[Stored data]

[BEGIN]

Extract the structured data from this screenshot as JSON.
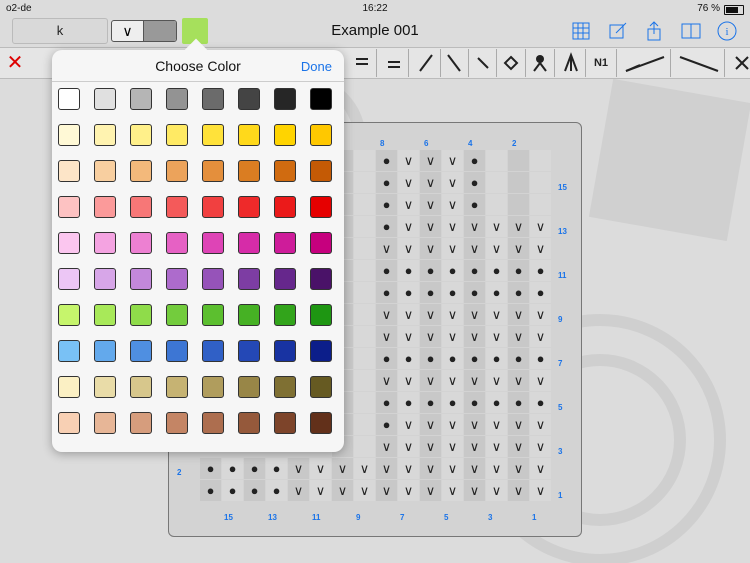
{
  "status_bar": {
    "carrier": "o2-de",
    "time": "16:22",
    "battery": "76 %"
  },
  "nav": {
    "field_value": "k",
    "title": "Example 001",
    "accent": "#a6e05c"
  },
  "toolbar": {
    "n1_label": "N1"
  },
  "chart": {
    "left_label": "2",
    "top_labels": [
      "8",
      "6",
      "4",
      "2"
    ],
    "bottom_labels": [
      "15",
      "13",
      "11",
      "9",
      "7",
      "5",
      "3",
      "1"
    ],
    "right_labels": [
      "15",
      "13",
      "11",
      "9",
      "7",
      "5",
      "3",
      "1"
    ],
    "rows": [
      "..oVVVo...",
      "..oVVVo...",
      "..oVVVo...",
      "..oVVVVVVV",
      "..VVVVVVVV",
      "..oooooooo",
      "..oooooooo",
      "..VVVVVVVV",
      "..VVVVVVVV",
      "..oooooooo",
      "..VVVVVVVV",
      "..oooooooo",
      "..oVVVVVVV",
      "..VVVVVVVV",
      "ooooVVVVVVVVVVVV",
      "ooooVVVVVVVVVVVV"
    ]
  },
  "color_popover": {
    "title": "Choose Color",
    "done_label": "Done",
    "colors": [
      [
        "#ffffff",
        "#e0e0e0",
        "#b5b5b5",
        "#939393",
        "#6b6b6b",
        "#444444",
        "#262626",
        "#000000"
      ],
      [
        "#fff9d6",
        "#fff3b0",
        "#fff08a",
        "#ffea64",
        "#ffe23a",
        "#ffd91b",
        "#ffd400",
        "#ffc800"
      ],
      [
        "#fde5c8",
        "#f8cfa0",
        "#f3b97b",
        "#eca35b",
        "#e48f3c",
        "#da7d22",
        "#d06b10",
        "#c45a05"
      ],
      [
        "#fdc2c2",
        "#fb9a9a",
        "#f77777",
        "#f45a5a",
        "#f14040",
        "#ee2a2a",
        "#eb1a1a",
        "#e60000"
      ],
      [
        "#fbc6ef",
        "#f4a3e1",
        "#ed80d2",
        "#e661c4",
        "#de44b6",
        "#d62ca8",
        "#ce1c9a",
        "#c6007e"
      ],
      [
        "#ecc6f5",
        "#d7a6e8",
        "#c388db",
        "#ad6bcc",
        "#9653b9",
        "#7d3da3",
        "#66278c",
        "#4a1268"
      ],
      [
        "#c6f56c",
        "#a8e959",
        "#8fdc4a",
        "#73cc3d",
        "#5cbf2f",
        "#46b124",
        "#32a41b",
        "#1e9612"
      ],
      [
        "#79c1f5",
        "#63a9ec",
        "#4f8fe1",
        "#3d76d4",
        "#3060c6",
        "#2448b6",
        "#1833a2",
        "#0c1e8a"
      ],
      [
        "#fbf0c4",
        "#e9dca8",
        "#d7c78c",
        "#c6b373",
        "#b09d5d",
        "#988647",
        "#7f7033",
        "#665a22"
      ],
      [
        "#f8d0b4",
        "#e7b697",
        "#d69d7d",
        "#c48565",
        "#ad6e4f",
        "#95593b",
        "#7d442a",
        "#62301a"
      ]
    ]
  }
}
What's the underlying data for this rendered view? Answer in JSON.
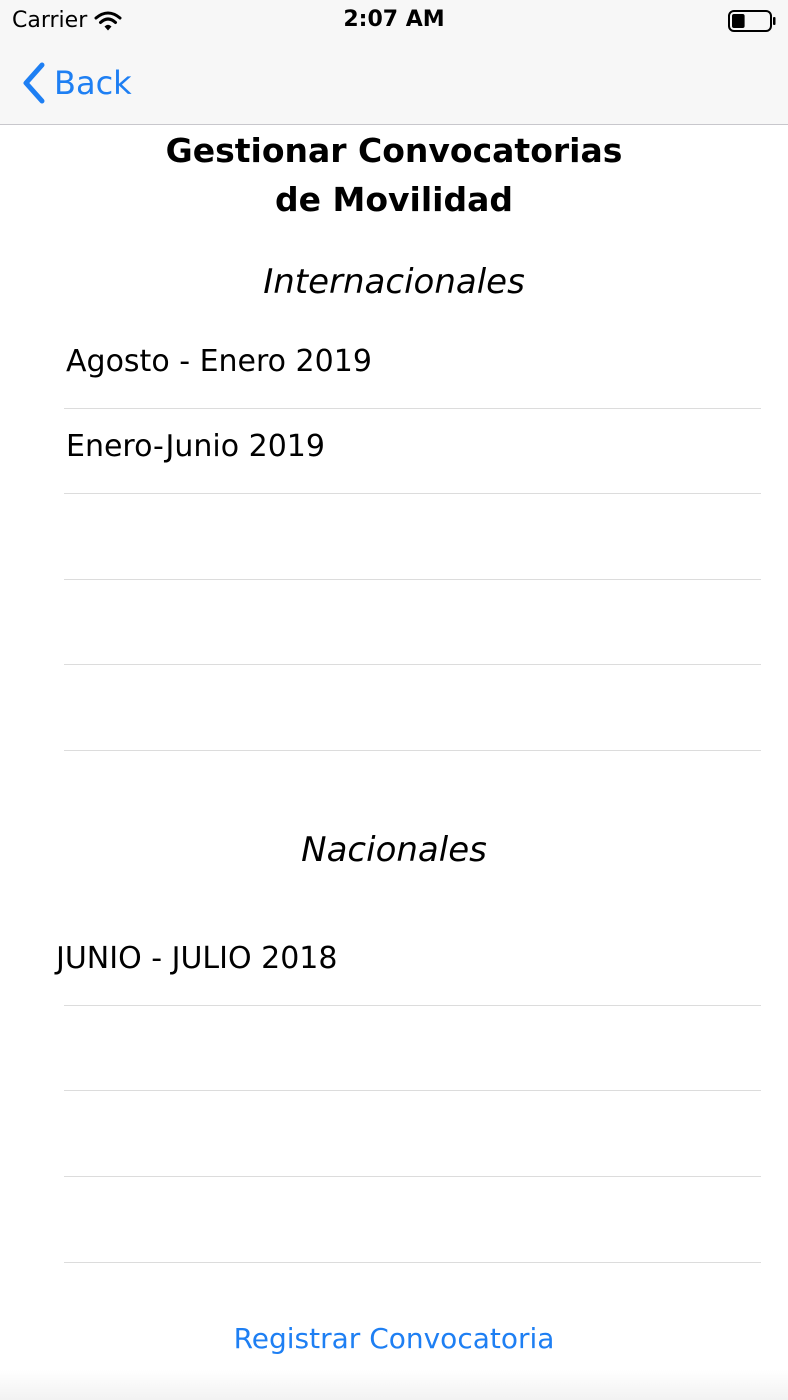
{
  "status_bar": {
    "carrier": "Carrier",
    "time": "2:07 AM",
    "wifi_icon": "wifi-icon",
    "battery_icon": "battery-icon",
    "battery_level_fraction": 0.35
  },
  "nav": {
    "back_label": "Back",
    "back_icon": "chevron-left-icon",
    "accent_color": "#1e7ff3"
  },
  "page": {
    "title_line1": "Gestionar Convocatorias",
    "title_line2": "de Movilidad"
  },
  "internacionales": {
    "title": "Internacionales",
    "rows": [
      "Agosto - Enero 2019",
      "Enero-Junio 2019",
      "",
      "",
      ""
    ]
  },
  "nacionales": {
    "title": "Nacionales",
    "rows": [
      "JUNIO - JULIO 2018",
      "",
      "",
      ""
    ]
  },
  "footer": {
    "register_label": "Registrar Convocatoria"
  }
}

[END]

# REQUIRED TASK:
Are you able to set down all the lines above exactly, without any pictures?

# COMPLETE OUTPUT:
Extract the structured data from this screenshot as JSON.
{
  "status_bar": {
    "carrier": "o2-de",
    "time": "16:22",
    "battery": "76 %"
  },
  "nav": {
    "field_value": "k",
    "title": "Example 001",
    "accent": "#a6e05c"
  },
  "toolbar": {
    "n1_label": "N1"
  },
  "chart": {
    "left_label": "2",
    "top_labels": [
      "8",
      "6",
      "4",
      "2"
    ],
    "bottom_labels": [
      "15",
      "13",
      "11",
      "9",
      "7",
      "5",
      "3",
      "1"
    ],
    "right_labels": [
      "15",
      "13",
      "11",
      "9",
      "7",
      "5",
      "3",
      "1"
    ],
    "rows": [
      "..oVVVo...",
      "..oVVVo...",
      "..oVVVo...",
      "..oVVVVVVV",
      "..VVVVVVVV",
      "..oooooooo",
      "..oooooooo",
      "..VVVVVVVV",
      "..VVVVVVVV",
      "..oooooooo",
      "..VVVVVVVV",
      "..oooooooo",
      "..oVVVVVVV",
      "..VVVVVVVV",
      "ooooVVVVVVVVVVVV",
      "ooooVVVVVVVVVVVV"
    ]
  },
  "color_popover": {
    "title": "Choose Color",
    "done_label": "Done",
    "colors": [
      [
        "#ffffff",
        "#e0e0e0",
        "#b5b5b5",
        "#939393",
        "#6b6b6b",
        "#444444",
        "#262626",
        "#000000"
      ],
      [
        "#fff9d6",
        "#fff3b0",
        "#fff08a",
        "#ffea64",
        "#ffe23a",
        "#ffd91b",
        "#ffd400",
        "#ffc800"
      ],
      [
        "#fde5c8",
        "#f8cfa0",
        "#f3b97b",
        "#eca35b",
        "#e48f3c",
        "#da7d22",
        "#d06b10",
        "#c45a05"
      ],
      [
        "#fdc2c2",
        "#fb9a9a",
        "#f77777",
        "#f45a5a",
        "#f14040",
        "#ee2a2a",
        "#eb1a1a",
        "#e60000"
      ],
      [
        "#fbc6ef",
        "#f4a3e1",
        "#ed80d2",
        "#e661c4",
        "#de44b6",
        "#d62ca8",
        "#ce1c9a",
        "#c6007e"
      ],
      [
        "#ecc6f5",
        "#d7a6e8",
        "#c388db",
        "#ad6bcc",
        "#9653b9",
        "#7d3da3",
        "#66278c",
        "#4a1268"
      ],
      [
        "#c6f56c",
        "#a8e959",
        "#8fdc4a",
        "#73cc3d",
        "#5cbf2f",
        "#46b124",
        "#32a41b",
        "#1e9612"
      ],
      [
        "#79c1f5",
        "#63a9ec",
        "#4f8fe1",
        "#3d76d4",
        "#3060c6",
        "#2448b6",
        "#1833a2",
        "#0c1e8a"
      ],
      [
        "#fbf0c4",
        "#e9dca8",
        "#d7c78c",
        "#c6b373",
        "#b09d5d",
        "#988647",
        "#7f7033",
        "#665a22"
      ],
      [
        "#f8d0b4",
        "#e7b697",
        "#d69d7d",
        "#c48565",
        "#ad6e4f",
        "#95593b",
        "#7d442a",
        "#62301a"
      ]
    ]
  }
}
What's the underlying data for this rendered view? Answer in JSON.
{
  "status_bar": {
    "carrier": "Carrier",
    "time": "2:07 AM",
    "wifi_icon": "wifi-icon",
    "battery_icon": "battery-icon",
    "battery_level_fraction": 0.35
  },
  "nav": {
    "back_label": "Back",
    "back_icon": "chevron-left-icon",
    "accent_color": "#1e7ff3"
  },
  "page": {
    "title_line1": "Gestionar Convocatorias",
    "title_line2": "de Movilidad"
  },
  "internacionales": {
    "title": "Internacionales",
    "rows": [
      "Agosto - Enero 2019",
      "Enero-Junio 2019",
      "",
      "",
      ""
    ]
  },
  "nacionales": {
    "title": "Nacionales",
    "rows": [
      "JUNIO - JULIO 2018",
      "",
      "",
      ""
    ]
  },
  "footer": {
    "register_label": "Registrar Convocatoria"
  }
}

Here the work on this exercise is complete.